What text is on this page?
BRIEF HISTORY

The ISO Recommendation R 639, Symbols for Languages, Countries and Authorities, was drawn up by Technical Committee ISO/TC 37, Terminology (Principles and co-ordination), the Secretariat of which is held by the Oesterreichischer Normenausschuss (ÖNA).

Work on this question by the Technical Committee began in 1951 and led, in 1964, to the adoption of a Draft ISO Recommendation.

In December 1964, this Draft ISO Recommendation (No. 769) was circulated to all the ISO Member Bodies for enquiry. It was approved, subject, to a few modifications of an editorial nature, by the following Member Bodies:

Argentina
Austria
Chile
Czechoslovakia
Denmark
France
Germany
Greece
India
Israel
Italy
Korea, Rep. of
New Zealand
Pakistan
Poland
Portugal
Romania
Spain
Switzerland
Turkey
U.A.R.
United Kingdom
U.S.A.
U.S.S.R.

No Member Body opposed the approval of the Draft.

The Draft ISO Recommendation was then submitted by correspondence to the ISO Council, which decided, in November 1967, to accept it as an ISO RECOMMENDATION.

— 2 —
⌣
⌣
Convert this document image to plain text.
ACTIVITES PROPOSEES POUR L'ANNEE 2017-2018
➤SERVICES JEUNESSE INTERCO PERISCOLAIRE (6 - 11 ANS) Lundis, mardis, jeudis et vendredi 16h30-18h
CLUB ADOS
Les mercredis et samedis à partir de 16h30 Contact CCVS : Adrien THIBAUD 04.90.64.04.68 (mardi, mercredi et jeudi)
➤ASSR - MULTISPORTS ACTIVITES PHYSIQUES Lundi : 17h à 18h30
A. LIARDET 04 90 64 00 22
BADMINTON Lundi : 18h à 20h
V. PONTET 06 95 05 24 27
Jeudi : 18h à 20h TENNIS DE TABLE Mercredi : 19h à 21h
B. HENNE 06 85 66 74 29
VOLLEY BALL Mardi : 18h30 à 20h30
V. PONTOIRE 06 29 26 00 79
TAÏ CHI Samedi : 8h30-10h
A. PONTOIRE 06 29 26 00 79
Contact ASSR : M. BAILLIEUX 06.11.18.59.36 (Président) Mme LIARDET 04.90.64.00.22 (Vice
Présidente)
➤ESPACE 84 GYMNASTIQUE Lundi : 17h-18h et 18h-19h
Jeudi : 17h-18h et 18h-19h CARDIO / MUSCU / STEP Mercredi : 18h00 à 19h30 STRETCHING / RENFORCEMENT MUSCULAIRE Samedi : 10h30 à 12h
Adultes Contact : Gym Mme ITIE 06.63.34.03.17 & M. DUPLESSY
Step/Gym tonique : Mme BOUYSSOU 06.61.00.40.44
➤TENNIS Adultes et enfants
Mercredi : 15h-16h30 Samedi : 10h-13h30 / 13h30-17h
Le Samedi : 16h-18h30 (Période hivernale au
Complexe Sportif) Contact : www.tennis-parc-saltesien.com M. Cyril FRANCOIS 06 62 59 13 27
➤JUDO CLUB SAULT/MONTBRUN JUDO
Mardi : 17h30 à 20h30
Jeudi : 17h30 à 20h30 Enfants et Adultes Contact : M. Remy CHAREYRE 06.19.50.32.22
──────────────────────────────
Exactly as written, give again every line from the one containing "Convert this document image to plain text." through the last line of the material above, and no other lines.

> **Solution to the exercise**:
Convert this document image to plain text.
ACTIVITES PROPOSEES POUR L'ANNEE 2017-2018
➤SERVICES JEUNESSE INTERCO PERISCOLAIRE (6 - 11 ANS) Lundis, mardis, jeudis et vendredi 16h30-18h
CLUB ADOS
Les mercredis et samedis à partir de 16h30 Contact CCVS : Adrien THIBAUD 04.90.64.04.68 (mardi, mercredi et jeudi)
➤ASSR - MULTISPORTS ACTIVITES PHYSIQUES Lundi : 17h à 18h30
A. LIARDET 04 90 64 00 22
BADMINTON Lundi : 18h à 20h
V. PONTET 06 95 05 24 27
Jeudi : 18h à 20h TENNIS DE TABLE Mercredi : 19h à 21h
B. HENNE 06 85 66 74 29
VOLLEY BALL Mardi : 18h30 à 20h30
V. PONTOIRE 06 29 26 00 79
TAÏ CHI Samedi : 8h30-10h
A. PONTOIRE 06 29 26 00 79
Contact ASSR : M. BAILLIEUX 06.11.18.59.36 (Président) Mme LIARDET 04.90.64.00.22 (Vice
Présidente)
➤ESPACE 84 GYMNASTIQUE Lundi : 17h-18h et 18h-19h
Jeudi : 17h-18h et 18h-19h CARDIO / MUSCU / STEP Mercredi : 18h00 à 19h30 STRETCHING / RENFORCEMENT MUSCULAIRE Samedi : 10h30 à 12h
Adultes Contact : Gym Mme ITIE 06.63.34.03.17 & M. DUPLESSY
Step/Gym tonique : Mme BOUYSSOU 06.61.00.40.44
➤TENNIS Adultes et enfants
Mercredi : 15h-16h30 Samedi : 10h-13h30 / 13h30-17h
Le Samedi : 16h-18h30 (Période hivernale au
Complexe Sportif) Contact : www.tennis-parc-saltesien.com M. Cyril FRANCOIS 06 62 59 13 27
➤JUDO CLUB SAULT/MONTBRUN JUDO
Mardi : 17h30 à 20h30
Jeudi : 17h30 à 20h30 Enfants et Adultes Contact : M. Remy CHAREYRE 06.19.50.32.22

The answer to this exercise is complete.